→ **The request**
Everything in the listing except the pictures should be written out exactly.

* begin Data supplied *

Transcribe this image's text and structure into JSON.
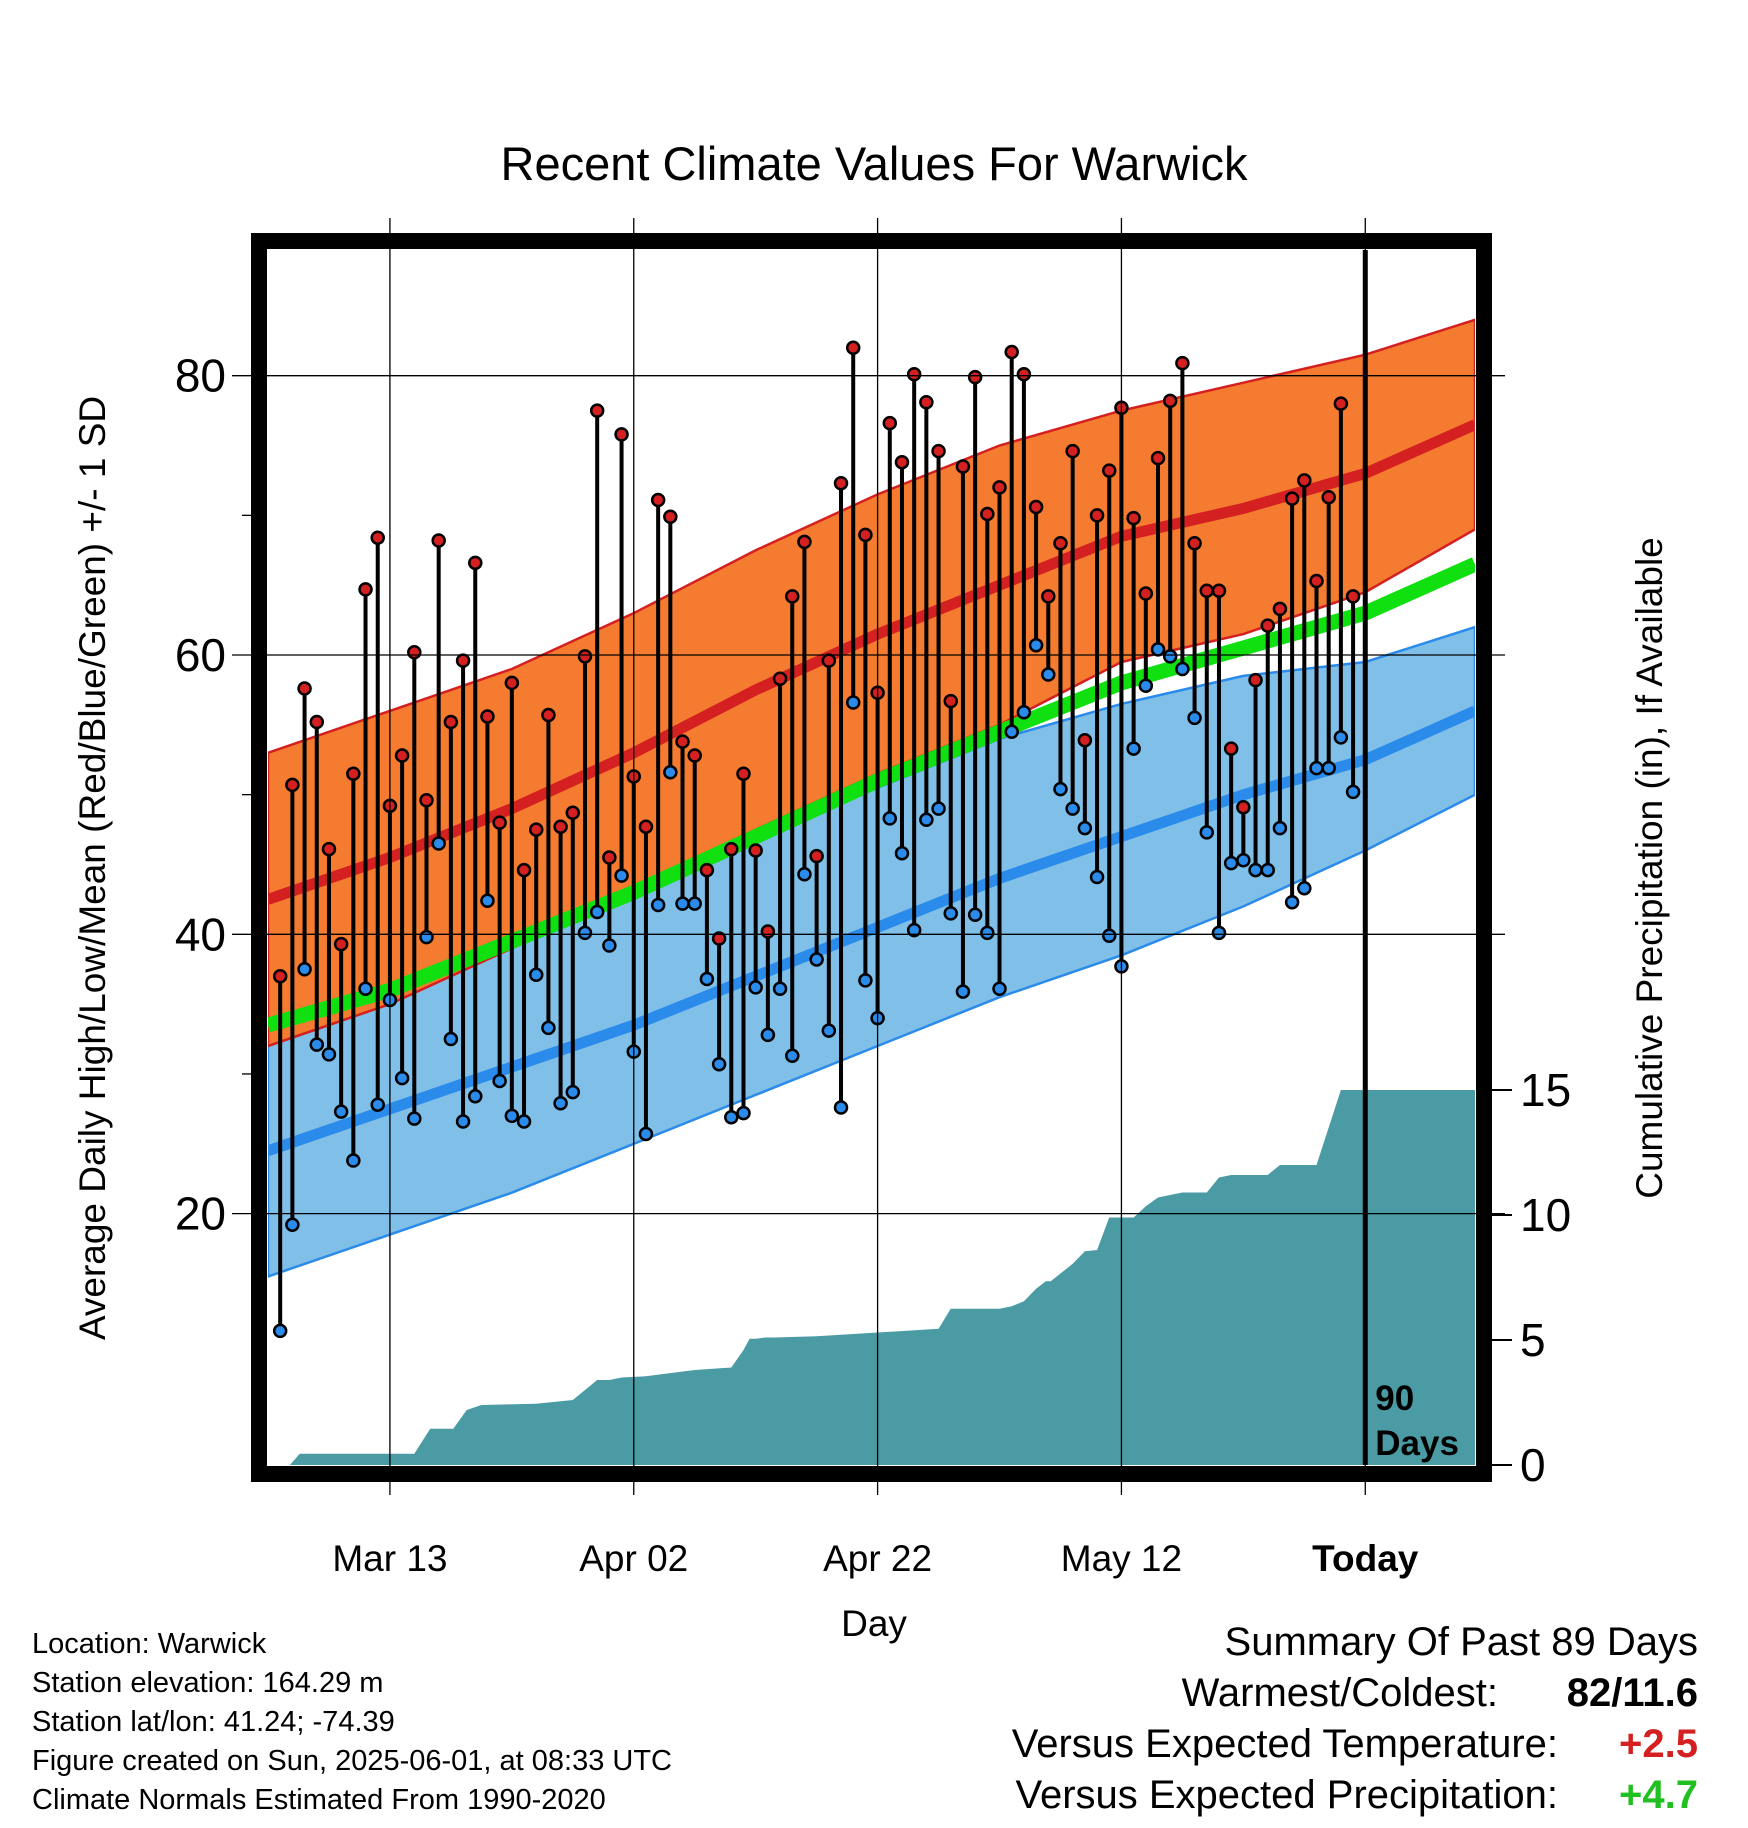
{
  "chart_data": {
    "type": "line",
    "title": "Recent Climate Values For Warwick",
    "xlabel": "Day",
    "ylabel_left": "Average Daily High/Low/Mean (Red/Blue/Green) +/- 1 SD",
    "ylabel_right": "Cumulative Precipitation (in), If Available",
    "x_tick_labels": [
      "Mar 13",
      "Apr 02",
      "Apr 22",
      "May 12",
      "Today"
    ],
    "x_tick_days": [
      10,
      30,
      50,
      70,
      90
    ],
    "x_range_days": [
      0,
      99
    ],
    "ylim_left": [
      2,
      89
    ],
    "y_ticks_left": [
      20,
      40,
      60,
      80
    ],
    "ylim_right": [
      0,
      15
    ],
    "y_ticks_right": [
      0,
      5,
      10,
      15
    ],
    "today_marker_label": [
      "90",
      "Days"
    ],
    "grid": true,
    "colors": {
      "high_band": "#F47B30",
      "high_mean": "#D42020",
      "low_band": "#80C0E8",
      "low_mean": "#2B8BEB",
      "mean_normal": "#10E010",
      "precip_fill": "#4A9BA4",
      "high_dot": "#D42020",
      "low_dot": "#2B8BEB"
    },
    "normal_series": {
      "days": [
        0,
        10,
        20,
        30,
        40,
        50,
        60,
        70,
        80,
        90,
        99
      ],
      "normal_high": [
        42.5,
        45.5,
        49,
        53,
        57.5,
        61.5,
        65,
        68.5,
        70.5,
        73,
        76.5
      ],
      "normal_high_upper": [
        53,
        56,
        59,
        63,
        67.5,
        71.5,
        75,
        77.5,
        79.5,
        81.5,
        84
      ],
      "normal_high_lower": [
        32,
        35,
        39,
        43,
        47.5,
        51.5,
        55,
        59.5,
        61.5,
        64.5,
        69
      ],
      "normal_mean": [
        33.5,
        36,
        39.5,
        43,
        47,
        51,
        54.5,
        58,
        60.5,
        63,
        66.5
      ],
      "normal_low": [
        24.5,
        27.5,
        30.5,
        33.5,
        37,
        40.5,
        44,
        47,
        50,
        52.5,
        56
      ],
      "normal_low_upper": [
        33.5,
        37,
        40.5,
        43.5,
        47,
        50.5,
        54,
        56.5,
        58.5,
        59.5,
        62
      ],
      "normal_low_lower": [
        15.5,
        18.5,
        21.5,
        25,
        28.5,
        32,
        35.5,
        38.5,
        42,
        46,
        50
      ]
    },
    "daily_high": [
      37,
      50.7,
      57.6,
      55.2,
      46.1,
      39.3,
      51.5,
      64.7,
      68.4,
      49.2,
      52.8,
      60.2,
      49.6,
      68.2,
      55.2,
      59.6,
      66.6,
      55.6,
      48,
      58,
      44.6,
      47.5,
      55.7,
      47.7,
      48.7,
      59.9,
      77.5,
      45.5,
      75.8,
      51.3,
      47.7,
      71.1,
      69.9,
      53.8,
      52.8,
      44.6,
      39.7,
      46.1,
      51.5,
      46,
      40.2,
      58.3,
      64.2,
      68.1,
      45.6,
      59.6,
      72.3,
      82,
      68.6,
      57.3,
      76.6,
      73.8,
      80.1,
      78.1,
      74.6,
      56.7,
      73.5,
      79.9,
      70.1,
      72,
      81.7,
      80.1,
      70.6,
      64.2,
      68,
      74.6,
      53.9,
      70,
      73.2,
      77.7,
      69.8,
      64.4,
      74.1,
      78.2,
      80.9,
      68,
      64.6,
      64.6,
      53.3,
      49.1,
      58.2,
      62.1,
      63.3,
      71.2,
      72.5,
      65.3,
      71.3,
      78,
      64.2
    ],
    "daily_low": [
      11.6,
      19.2,
      37.5,
      32.1,
      31.4,
      27.3,
      23.8,
      36.1,
      27.8,
      35.3,
      29.7,
      26.8,
      39.8,
      46.5,
      32.5,
      26.6,
      28.4,
      42.4,
      29.5,
      27,
      26.6,
      37.1,
      33.3,
      27.9,
      28.7,
      40.1,
      41.6,
      39.2,
      44.2,
      31.6,
      25.7,
      42.1,
      51.6,
      42.2,
      42.2,
      36.8,
      30.7,
      26.9,
      27.2,
      36.2,
      32.8,
      36.1,
      31.3,
      44.3,
      38.2,
      33.1,
      27.6,
      56.6,
      36.7,
      34,
      48.3,
      45.8,
      40.3,
      48.2,
      49,
      41.5,
      35.9,
      41.4,
      40.1,
      36.1,
      54.5,
      55.9,
      60.7,
      58.6,
      50.4,
      49,
      47.6,
      44.1,
      39.9,
      37.7,
      53.3,
      57.8,
      60.4,
      59.9,
      59,
      55.5,
      47.3,
      40.1,
      45.1,
      45.3,
      44.6,
      44.6,
      47.6,
      42.3,
      43.3,
      51.9,
      51.9,
      54.1,
      50.2
    ],
    "precip_cumulative": {
      "days": [
        0,
        1.8,
        2.6,
        12,
        13.3,
        15.2,
        16.3,
        17.5,
        22,
        25,
        27,
        28,
        29,
        31,
        35,
        38,
        39,
        39.5,
        40,
        40.8,
        41.5,
        45,
        55,
        56,
        57,
        60,
        61,
        62,
        63,
        63.8,
        64.2,
        66,
        67,
        68,
        69,
        70,
        71,
        72,
        73,
        74,
        75,
        77,
        78,
        79,
        80,
        82,
        82.5,
        83,
        84,
        86,
        88,
        89,
        99
      ],
      "values": [
        0,
        0,
        0.45,
        0.45,
        1.45,
        1.45,
        2.2,
        2.4,
        2.45,
        2.6,
        3.4,
        3.4,
        3.5,
        3.55,
        3.8,
        3.9,
        4.6,
        5.05,
        5.05,
        5.1,
        5.1,
        5.15,
        5.45,
        6.25,
        6.25,
        6.25,
        6.35,
        6.55,
        7.05,
        7.35,
        7.35,
        8.05,
        8.55,
        8.6,
        9.9,
        9.9,
        9.9,
        10.35,
        10.7,
        10.8,
        10.9,
        10.9,
        11.5,
        11.6,
        11.6,
        11.6,
        11.8,
        12.0,
        12.0,
        12.0,
        15.0,
        15.0,
        15.0
      ]
    }
  },
  "info": {
    "location": "Location: Warwick",
    "elevation": "Station elevation: 164.29 m",
    "latlon": "Station lat/lon: 41.24; -74.39",
    "created": "Figure created on Sun, 2025-06-01, at 08:33 UTC",
    "normals": "Climate Normals Estimated From 1990-2020"
  },
  "summary": {
    "heading": "Summary Of Past 89 Days",
    "warmest_coldest_label": "Warmest/Coldest:",
    "warmest_coldest_value": "82/11.6",
    "temp_label": "Versus Expected Temperature:",
    "temp_value": "+2.5",
    "precip_label": "Versus Expected Precipitation:",
    "precip_value": "+4.7",
    "temp_value_color": "#D42020",
    "precip_value_color": "#20C020"
  }
}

* end Data supplied *

→ **Result of this exercise**
Transcribe this image's text and structure into JSON.
{
  "chart_data": {
    "type": "line",
    "title": "Recent Climate Values For Warwick",
    "xlabel": "Day",
    "ylabel_left": "Average Daily High/Low/Mean (Red/Blue/Green) +/- 1 SD",
    "ylabel_right": "Cumulative Precipitation (in), If Available",
    "x_tick_labels": [
      "Mar 13",
      "Apr 02",
      "Apr 22",
      "May 12",
      "Today"
    ],
    "x_tick_days": [
      10,
      30,
      50,
      70,
      90
    ],
    "x_range_days": [
      0,
      99
    ],
    "ylim_left": [
      2,
      89
    ],
    "y_ticks_left": [
      20,
      40,
      60,
      80
    ],
    "ylim_right": [
      0,
      15
    ],
    "y_ticks_right": [
      0,
      5,
      10,
      15
    ],
    "today_marker_label": [
      "90",
      "Days"
    ],
    "grid": true,
    "colors": {
      "high_band": "#F47B30",
      "high_mean": "#D42020",
      "low_band": "#80C0E8",
      "low_mean": "#2B8BEB",
      "mean_normal": "#10E010",
      "precip_fill": "#4A9BA4",
      "high_dot": "#D42020",
      "low_dot": "#2B8BEB"
    },
    "normal_series": {
      "days": [
        0,
        10,
        20,
        30,
        40,
        50,
        60,
        70,
        80,
        90,
        99
      ],
      "normal_high": [
        42.5,
        45.5,
        49,
        53,
        57.5,
        61.5,
        65,
        68.5,
        70.5,
        73,
        76.5
      ],
      "normal_high_upper": [
        53,
        56,
        59,
        63,
        67.5,
        71.5,
        75,
        77.5,
        79.5,
        81.5,
        84
      ],
      "normal_high_lower": [
        32,
        35,
        39,
        43,
        47.5,
        51.5,
        55,
        59.5,
        61.5,
        64.5,
        69
      ],
      "normal_mean": [
        33.5,
        36,
        39.5,
        43,
        47,
        51,
        54.5,
        58,
        60.5,
        63,
        66.5
      ],
      "normal_low": [
        24.5,
        27.5,
        30.5,
        33.5,
        37,
        40.5,
        44,
        47,
        50,
        52.5,
        56
      ],
      "normal_low_upper": [
        33.5,
        37,
        40.5,
        43.5,
        47,
        50.5,
        54,
        56.5,
        58.5,
        59.5,
        62
      ],
      "normal_low_lower": [
        15.5,
        18.5,
        21.5,
        25,
        28.5,
        32,
        35.5,
        38.5,
        42,
        46,
        50
      ]
    },
    "daily_high": [
      37,
      50.7,
      57.6,
      55.2,
      46.1,
      39.3,
      51.5,
      64.7,
      68.4,
      49.2,
      52.8,
      60.2,
      49.6,
      68.2,
      55.2,
      59.6,
      66.6,
      55.6,
      48,
      58,
      44.6,
      47.5,
      55.7,
      47.7,
      48.7,
      59.9,
      77.5,
      45.5,
      75.8,
      51.3,
      47.7,
      71.1,
      69.9,
      53.8,
      52.8,
      44.6,
      39.7,
      46.1,
      51.5,
      46,
      40.2,
      58.3,
      64.2,
      68.1,
      45.6,
      59.6,
      72.3,
      82,
      68.6,
      57.3,
      76.6,
      73.8,
      80.1,
      78.1,
      74.6,
      56.7,
      73.5,
      79.9,
      70.1,
      72,
      81.7,
      80.1,
      70.6,
      64.2,
      68,
      74.6,
      53.9,
      70,
      73.2,
      77.7,
      69.8,
      64.4,
      74.1,
      78.2,
      80.9,
      68,
      64.6,
      64.6,
      53.3,
      49.1,
      58.2,
      62.1,
      63.3,
      71.2,
      72.5,
      65.3,
      71.3,
      78,
      64.2
    ],
    "daily_low": [
      11.6,
      19.2,
      37.5,
      32.1,
      31.4,
      27.3,
      23.8,
      36.1,
      27.8,
      35.3,
      29.7,
      26.8,
      39.8,
      46.5,
      32.5,
      26.6,
      28.4,
      42.4,
      29.5,
      27,
      26.6,
      37.1,
      33.3,
      27.9,
      28.7,
      40.1,
      41.6,
      39.2,
      44.2,
      31.6,
      25.7,
      42.1,
      51.6,
      42.2,
      42.2,
      36.8,
      30.7,
      26.9,
      27.2,
      36.2,
      32.8,
      36.1,
      31.3,
      44.3,
      38.2,
      33.1,
      27.6,
      56.6,
      36.7,
      34,
      48.3,
      45.8,
      40.3,
      48.2,
      49,
      41.5,
      35.9,
      41.4,
      40.1,
      36.1,
      54.5,
      55.9,
      60.7,
      58.6,
      50.4,
      49,
      47.6,
      44.1,
      39.9,
      37.7,
      53.3,
      57.8,
      60.4,
      59.9,
      59,
      55.5,
      47.3,
      40.1,
      45.1,
      45.3,
      44.6,
      44.6,
      47.6,
      42.3,
      43.3,
      51.9,
      51.9,
      54.1,
      50.2
    ],
    "precip_cumulative": {
      "days": [
        0,
        1.8,
        2.6,
        12,
        13.3,
        15.2,
        16.3,
        17.5,
        22,
        25,
        27,
        28,
        29,
        31,
        35,
        38,
        39,
        39.5,
        40,
        40.8,
        41.5,
        45,
        55,
        56,
        57,
        60,
        61,
        62,
        63,
        63.8,
        64.2,
        66,
        67,
        68,
        69,
        70,
        71,
        72,
        73,
        74,
        75,
        77,
        78,
        79,
        80,
        82,
        82.5,
        83,
        84,
        86,
        88,
        89,
        99
      ],
      "values": [
        0,
        0,
        0.45,
        0.45,
        1.45,
        1.45,
        2.2,
        2.4,
        2.45,
        2.6,
        3.4,
        3.4,
        3.5,
        3.55,
        3.8,
        3.9,
        4.6,
        5.05,
        5.05,
        5.1,
        5.1,
        5.15,
        5.45,
        6.25,
        6.25,
        6.25,
        6.35,
        6.55,
        7.05,
        7.35,
        7.35,
        8.05,
        8.55,
        8.6,
        9.9,
        9.9,
        9.9,
        10.35,
        10.7,
        10.8,
        10.9,
        10.9,
        11.5,
        11.6,
        11.6,
        11.6,
        11.8,
        12.0,
        12.0,
        12.0,
        15.0,
        15.0,
        15.0
      ]
    }
  },
  "info": {
    "location": "Location: Warwick",
    "elevation": "Station elevation: 164.29 m",
    "latlon": "Station lat/lon: 41.24; -74.39",
    "created": "Figure created on Sun, 2025-06-01, at 08:33 UTC",
    "normals": "Climate Normals Estimated From 1990-2020"
  },
  "summary": {
    "heading": "Summary Of Past 89 Days",
    "warmest_coldest_label": "Warmest/Coldest:",
    "warmest_coldest_value": "82/11.6",
    "temp_label": "Versus Expected Temperature:",
    "temp_value": "+2.5",
    "precip_label": "Versus Expected Precipitation:",
    "precip_value": "+4.7",
    "temp_value_color": "#D42020",
    "precip_value_color": "#20C020"
  }
}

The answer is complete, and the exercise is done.